* Begin Material provided *

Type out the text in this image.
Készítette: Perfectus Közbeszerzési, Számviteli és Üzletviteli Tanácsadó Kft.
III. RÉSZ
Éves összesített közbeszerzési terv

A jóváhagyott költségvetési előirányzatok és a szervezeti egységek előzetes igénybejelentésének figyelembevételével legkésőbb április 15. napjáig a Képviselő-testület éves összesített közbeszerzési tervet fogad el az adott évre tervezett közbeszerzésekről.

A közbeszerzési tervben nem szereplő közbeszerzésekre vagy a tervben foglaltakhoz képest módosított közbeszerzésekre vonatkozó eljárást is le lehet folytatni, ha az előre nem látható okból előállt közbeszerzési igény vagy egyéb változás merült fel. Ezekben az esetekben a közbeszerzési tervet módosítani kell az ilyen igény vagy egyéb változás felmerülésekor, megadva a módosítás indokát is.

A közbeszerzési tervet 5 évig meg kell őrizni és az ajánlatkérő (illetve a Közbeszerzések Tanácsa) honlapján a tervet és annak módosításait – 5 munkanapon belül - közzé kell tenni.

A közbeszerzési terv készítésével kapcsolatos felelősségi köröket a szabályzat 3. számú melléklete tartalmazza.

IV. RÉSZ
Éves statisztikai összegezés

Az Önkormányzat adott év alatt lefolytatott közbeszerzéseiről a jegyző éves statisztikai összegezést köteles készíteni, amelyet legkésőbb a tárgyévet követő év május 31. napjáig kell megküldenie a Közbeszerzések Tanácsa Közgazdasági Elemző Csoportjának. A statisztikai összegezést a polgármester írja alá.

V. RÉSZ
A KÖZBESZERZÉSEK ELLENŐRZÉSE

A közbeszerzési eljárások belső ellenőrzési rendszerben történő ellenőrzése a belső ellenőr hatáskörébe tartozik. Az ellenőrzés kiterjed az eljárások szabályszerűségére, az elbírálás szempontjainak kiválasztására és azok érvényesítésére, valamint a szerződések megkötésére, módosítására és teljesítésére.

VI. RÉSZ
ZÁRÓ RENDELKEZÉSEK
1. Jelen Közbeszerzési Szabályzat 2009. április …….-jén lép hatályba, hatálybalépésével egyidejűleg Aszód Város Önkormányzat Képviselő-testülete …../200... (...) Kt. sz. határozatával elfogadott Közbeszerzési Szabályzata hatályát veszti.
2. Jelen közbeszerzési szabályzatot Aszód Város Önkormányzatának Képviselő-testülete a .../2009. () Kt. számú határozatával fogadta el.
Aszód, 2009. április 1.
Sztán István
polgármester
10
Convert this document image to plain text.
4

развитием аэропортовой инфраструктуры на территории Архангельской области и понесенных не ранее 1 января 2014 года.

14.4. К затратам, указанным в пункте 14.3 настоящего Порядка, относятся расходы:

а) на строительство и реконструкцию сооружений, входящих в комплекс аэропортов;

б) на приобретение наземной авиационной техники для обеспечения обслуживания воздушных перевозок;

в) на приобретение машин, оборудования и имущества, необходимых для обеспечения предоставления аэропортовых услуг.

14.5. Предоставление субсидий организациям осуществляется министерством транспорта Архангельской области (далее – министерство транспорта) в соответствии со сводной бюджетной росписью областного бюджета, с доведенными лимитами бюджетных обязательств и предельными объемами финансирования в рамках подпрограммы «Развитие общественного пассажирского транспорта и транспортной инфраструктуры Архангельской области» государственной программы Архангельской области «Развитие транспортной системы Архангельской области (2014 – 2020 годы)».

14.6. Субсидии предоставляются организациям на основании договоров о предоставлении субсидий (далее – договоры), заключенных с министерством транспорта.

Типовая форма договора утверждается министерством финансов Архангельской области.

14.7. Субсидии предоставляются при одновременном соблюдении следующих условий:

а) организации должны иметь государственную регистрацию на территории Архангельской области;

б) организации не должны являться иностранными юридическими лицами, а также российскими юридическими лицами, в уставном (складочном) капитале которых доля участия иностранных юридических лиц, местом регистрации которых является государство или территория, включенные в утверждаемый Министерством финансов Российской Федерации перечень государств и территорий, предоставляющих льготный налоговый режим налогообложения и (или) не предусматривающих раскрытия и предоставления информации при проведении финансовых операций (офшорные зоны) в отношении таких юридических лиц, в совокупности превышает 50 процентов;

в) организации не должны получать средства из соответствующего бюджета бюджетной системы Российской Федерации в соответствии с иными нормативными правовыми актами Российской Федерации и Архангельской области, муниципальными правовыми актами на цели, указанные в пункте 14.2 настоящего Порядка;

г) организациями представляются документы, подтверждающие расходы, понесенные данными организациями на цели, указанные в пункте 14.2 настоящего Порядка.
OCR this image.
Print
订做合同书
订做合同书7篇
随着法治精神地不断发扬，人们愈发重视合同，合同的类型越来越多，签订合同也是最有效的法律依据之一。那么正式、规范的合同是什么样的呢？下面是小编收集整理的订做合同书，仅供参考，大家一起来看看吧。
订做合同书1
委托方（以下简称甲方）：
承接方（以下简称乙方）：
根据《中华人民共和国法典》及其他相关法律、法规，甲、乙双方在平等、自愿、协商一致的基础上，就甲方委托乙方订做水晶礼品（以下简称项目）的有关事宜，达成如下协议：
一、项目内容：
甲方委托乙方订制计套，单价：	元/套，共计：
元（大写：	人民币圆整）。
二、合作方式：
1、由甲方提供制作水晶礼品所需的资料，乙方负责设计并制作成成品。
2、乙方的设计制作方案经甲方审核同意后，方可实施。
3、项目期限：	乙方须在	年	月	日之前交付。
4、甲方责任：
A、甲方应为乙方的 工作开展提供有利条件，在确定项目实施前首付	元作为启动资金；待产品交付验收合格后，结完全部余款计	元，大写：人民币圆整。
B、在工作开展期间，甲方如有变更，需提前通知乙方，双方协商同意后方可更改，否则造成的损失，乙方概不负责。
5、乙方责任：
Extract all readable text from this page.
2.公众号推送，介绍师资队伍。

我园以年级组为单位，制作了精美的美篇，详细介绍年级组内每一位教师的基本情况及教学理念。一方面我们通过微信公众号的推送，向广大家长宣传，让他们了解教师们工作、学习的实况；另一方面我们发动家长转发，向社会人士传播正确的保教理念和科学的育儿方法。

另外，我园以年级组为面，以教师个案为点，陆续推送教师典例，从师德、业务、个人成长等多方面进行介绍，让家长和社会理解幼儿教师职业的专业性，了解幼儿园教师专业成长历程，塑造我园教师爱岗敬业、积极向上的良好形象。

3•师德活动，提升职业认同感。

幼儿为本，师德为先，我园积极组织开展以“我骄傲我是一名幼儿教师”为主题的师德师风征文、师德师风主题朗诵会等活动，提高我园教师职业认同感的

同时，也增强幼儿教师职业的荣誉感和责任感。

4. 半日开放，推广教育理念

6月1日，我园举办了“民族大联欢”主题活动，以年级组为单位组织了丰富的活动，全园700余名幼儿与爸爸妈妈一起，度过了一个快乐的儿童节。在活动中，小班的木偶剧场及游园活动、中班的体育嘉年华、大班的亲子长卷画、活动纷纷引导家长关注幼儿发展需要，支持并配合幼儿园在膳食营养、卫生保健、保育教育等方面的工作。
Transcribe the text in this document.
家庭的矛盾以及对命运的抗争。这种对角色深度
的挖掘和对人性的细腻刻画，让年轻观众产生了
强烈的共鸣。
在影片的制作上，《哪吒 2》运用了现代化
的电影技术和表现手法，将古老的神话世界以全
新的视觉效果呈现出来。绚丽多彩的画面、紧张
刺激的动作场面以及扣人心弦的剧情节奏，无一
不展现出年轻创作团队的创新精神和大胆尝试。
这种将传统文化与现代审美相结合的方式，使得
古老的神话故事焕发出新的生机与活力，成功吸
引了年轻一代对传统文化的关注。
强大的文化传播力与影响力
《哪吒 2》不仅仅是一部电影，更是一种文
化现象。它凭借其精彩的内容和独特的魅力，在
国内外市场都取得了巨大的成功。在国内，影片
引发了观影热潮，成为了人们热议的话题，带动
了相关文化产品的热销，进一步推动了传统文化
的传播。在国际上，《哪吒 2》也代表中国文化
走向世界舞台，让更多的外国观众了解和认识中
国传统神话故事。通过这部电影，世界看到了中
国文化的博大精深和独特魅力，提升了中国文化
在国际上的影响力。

* End Material provided *

- _Stated exercise_:
Go through the records and pull out each line that includes the word "предоставляются".

- _Response for this exercise_:
14.6. Субсидии предоставляются организациям на основании договоров о предоставлении субсидий (далее – договоры), заключенных с министерством транспорта.
14.7. Субсидии предоставляются при одновременном соблюдении следующих условий:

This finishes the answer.